Copy the data precisely, character for character, and leave out every picture.

• **PROVIDED MATERIAL**:
——————————

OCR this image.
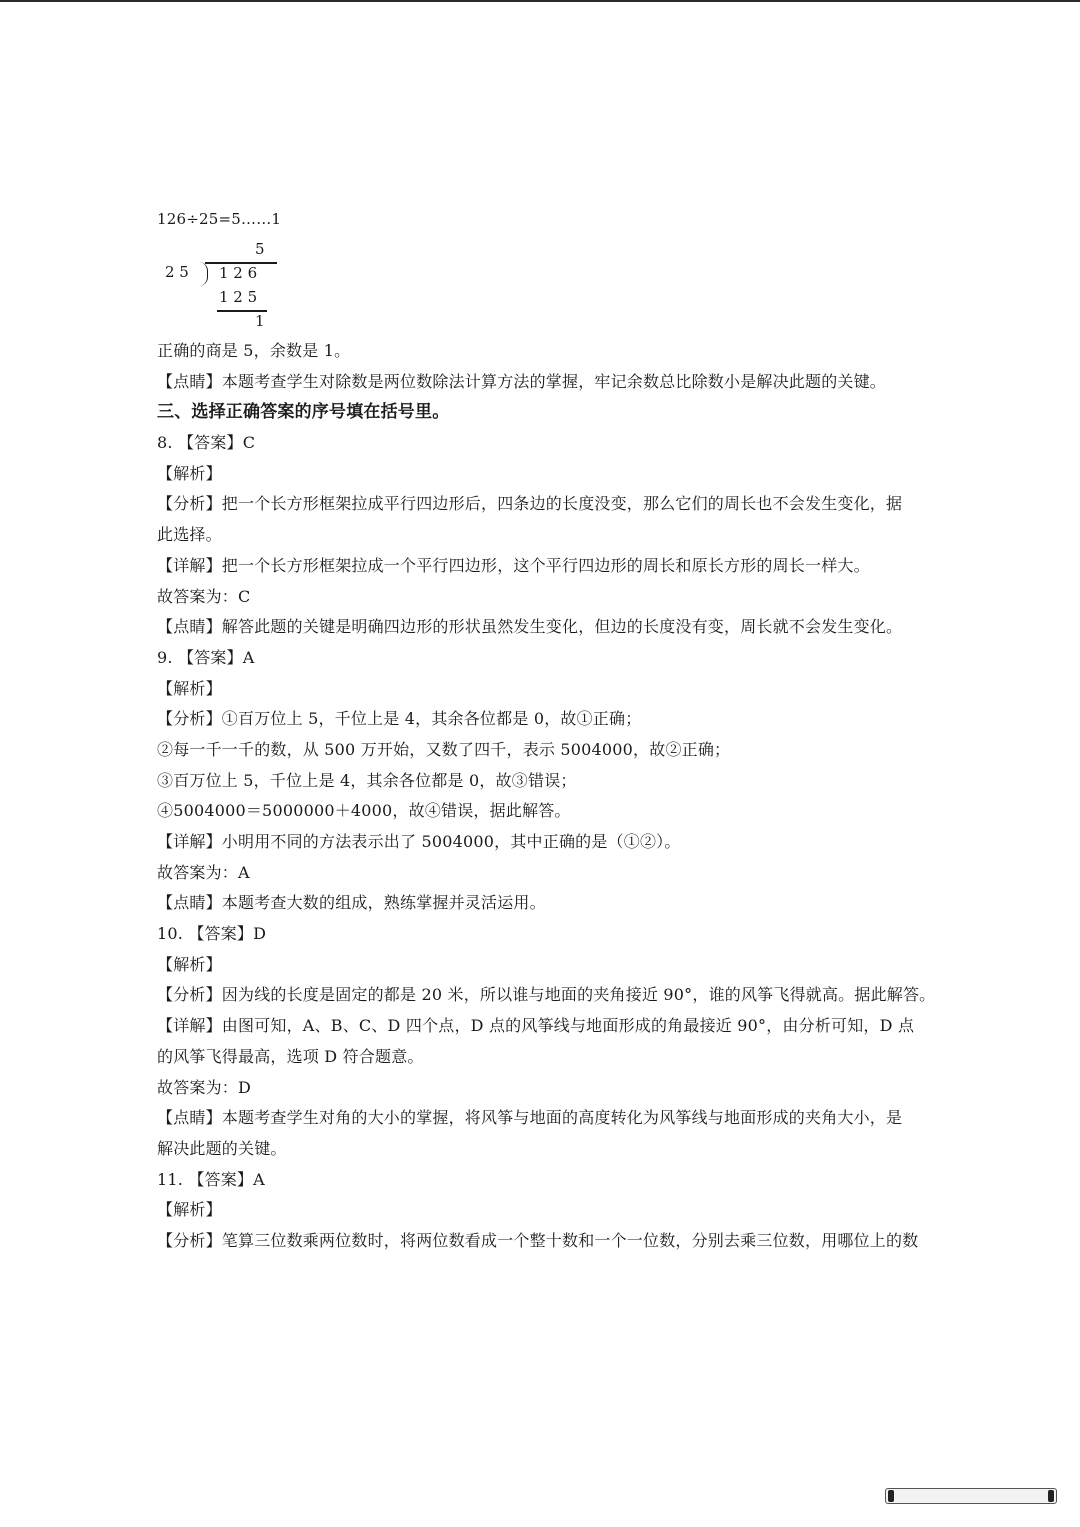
126÷25=5……1
5
2 5 1 2 6
1 2 5
1
正确的商是 5，余数是 1。
【点睛】本题考查学生对除数是两位数除法计算方法的掌握，牢记余数总比除数小是解决此题的关键。
三、选择正确答案的序号填在括号里。
8. 【答案】C
【解析】
【分析】把一个长方形框架拉成平行四边形后，四条边的长度没变，那么它们的周长也不会发生变化，据
此选择。
【详解】把一个长方形框架拉成一个平行四边形，这个平行四边形的周长和原长方形的周长一样大。
故答案为：C
【点睛】解答此题的关键是明确四边形的形状虽然发生变化，但边的长度没有变，周长就不会发生变化。
9. 【答案】A
【解析】
【分析】①百万位上 5，千位上是 4，其余各位都是 0，故①正确；
②每一千一千的数，从 500 万开始，又数了四千，表示 5004000，故②正确；
③百万位上 5，千位上是 4，其余各位都是 0，故③错误；
④5004000＝5000000＋4000，故④错误，据此解答。
【详解】小明用不同的方法表示出了 5004000，其中正确的是（①②）。
故答案为：A
【点睛】本题考查大数的组成，熟练掌握并灵活运用。
10. 【答案】D
【解析】
【分析】因为线的长度是固定的都是 20 米，所以谁与地面的夹角接近 90°，谁的风筝飞得就高。据此解答。
【详解】由图可知，A、B、C、D 四个点，D 点的风筝线与地面形成的角最接近 90°，由分析可知，D 点
的风筝飞得最高，选项 D 符合题意。
故答案为：D
【点睛】本题考查学生对角的大小的掌握，将风筝与地面的高度转化为风筝线与地面形成的夹角大小，是
解决此题的关键。
11. 【答案】A
【解析】
【分析】笔算三位数乘两位数时，将两位数看成一个整十数和一个一位数，分别去乘三位数，用哪位上的数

——————————

• **RESULT BELOW**:
OCR this image.
126÷25=5……1
5
2 5 1 2 6
1 2 5
1
正确的商是 5，余数是 1。
【点睛】本题考查学生对除数是两位数除法计算方法的掌握，牢记余数总比除数小是解决此题的关键。
三、选择正确答案的序号填在括号里。
8. 【答案】C
【解析】
【分析】把一个长方形框架拉成平行四边形后，四条边的长度没变，那么它们的周长也不会发生变化，据
此选择。
【详解】把一个长方形框架拉成一个平行四边形，这个平行四边形的周长和原长方形的周长一样大。
故答案为：C
【点睛】解答此题的关键是明确四边形的形状虽然发生变化，但边的长度没有变，周长就不会发生变化。
9. 【答案】A
【解析】
【分析】①百万位上 5，千位上是 4，其余各位都是 0，故①正确；
②每一千一千的数，从 500 万开始，又数了四千，表示 5004000，故②正确；
③百万位上 5，千位上是 4，其余各位都是 0，故③错误；
④5004000＝5000000＋4000，故④错误，据此解答。
【详解】小明用不同的方法表示出了 5004000，其中正确的是（①②）。
故答案为：A
【点睛】本题考查大数的组成，熟练掌握并灵活运用。
10. 【答案】D
【解析】
【分析】因为线的长度是固定的都是 20 米，所以谁与地面的夹角接近 90°，谁的风筝飞得就高。据此解答。
【详解】由图可知，A、B、C、D 四个点，D 点的风筝线与地面形成的角最接近 90°，由分析可知，D 点
的风筝飞得最高，选项 D 符合题意。
故答案为：D
【点睛】本题考查学生对角的大小的掌握，将风筝与地面的高度转化为风筝线与地面形成的夹角大小，是
解决此题的关键。
11. 【答案】A
【解析】
【分析】笔算三位数乘两位数时，将两位数看成一个整十数和一个一位数，分别去乘三位数，用哪位上的数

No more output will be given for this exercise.